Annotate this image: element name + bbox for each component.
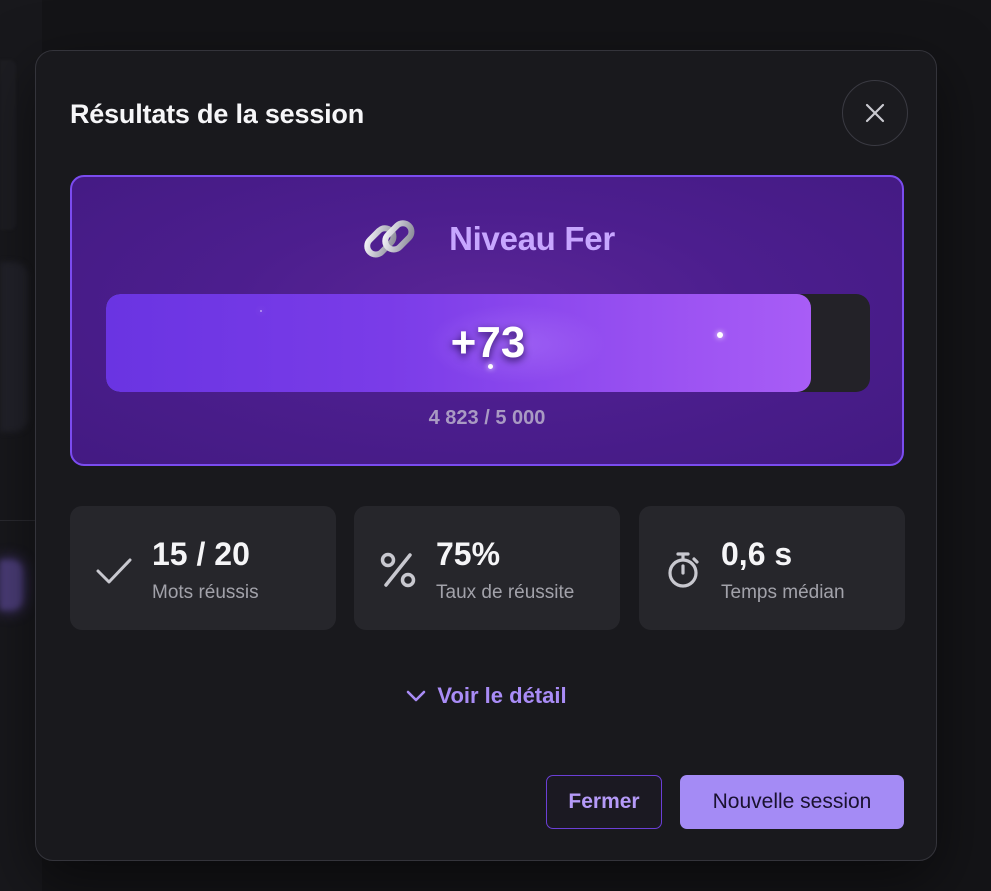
- level-name: Niveau Fer: [449, 220, 615, 257]
- background-panel: [0, 60, 16, 230]
- stat-words-succeeded: 15 / 20 Mots réussis: [70, 506, 336, 630]
- close-button[interactable]: [842, 80, 908, 146]
- modal-title: Résultats de la session: [70, 99, 365, 129]
- xp-gain: +73: [450, 318, 526, 367]
- percent-icon: [376, 548, 420, 592]
- level-progress-bar: +73: [106, 294, 870, 392]
- check-icon: [92, 548, 136, 592]
- close-icon: [865, 103, 885, 123]
- stat-median-time: 0,6 s Temps médian: [639, 506, 905, 630]
- chevron-down-icon: [407, 690, 426, 702]
- stat-label: Mots réussis: [152, 582, 259, 603]
- level-progress-text: 4 823 / 5 000: [428, 407, 546, 429]
- level-header: Niveau Fer: [72, 207, 902, 271]
- background-active-item: [0, 560, 22, 610]
- stat-value: 75%: [436, 536, 501, 572]
- session-results-modal: Résultats de la session Niveau Fer +73 4…: [35, 50, 937, 861]
- chain-link-icon: [364, 220, 415, 258]
- stat-value: 0,6 s: [721, 536, 793, 572]
- stat-label: Temps médian: [721, 582, 845, 603]
- show-details-label: Voir le détail: [437, 683, 567, 708]
- stat-value: 15 / 20: [152, 536, 250, 572]
- background-divider: [0, 520, 36, 521]
- stat-label: Taux de réussite: [436, 582, 575, 603]
- stopwatch-icon: [661, 548, 705, 592]
- close-modal-button[interactable]: Fermer: [546, 775, 662, 829]
- new-session-button[interactable]: Nouvelle session: [680, 775, 904, 829]
- level-card: Niveau Fer +73 4 823 / 5 000: [70, 175, 904, 466]
- show-details-toggle[interactable]: Voir le détail: [36, 681, 936, 711]
- background-card: [0, 262, 28, 432]
- stat-success-rate: 75% Taux de réussite: [354, 506, 620, 630]
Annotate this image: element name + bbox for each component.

• • • • •

PROMPT> How many lines in the items above contain the string "show", counting only matches with the same case? Reply with the number alone.

SOLUTION TO THIS PROBLEM> 2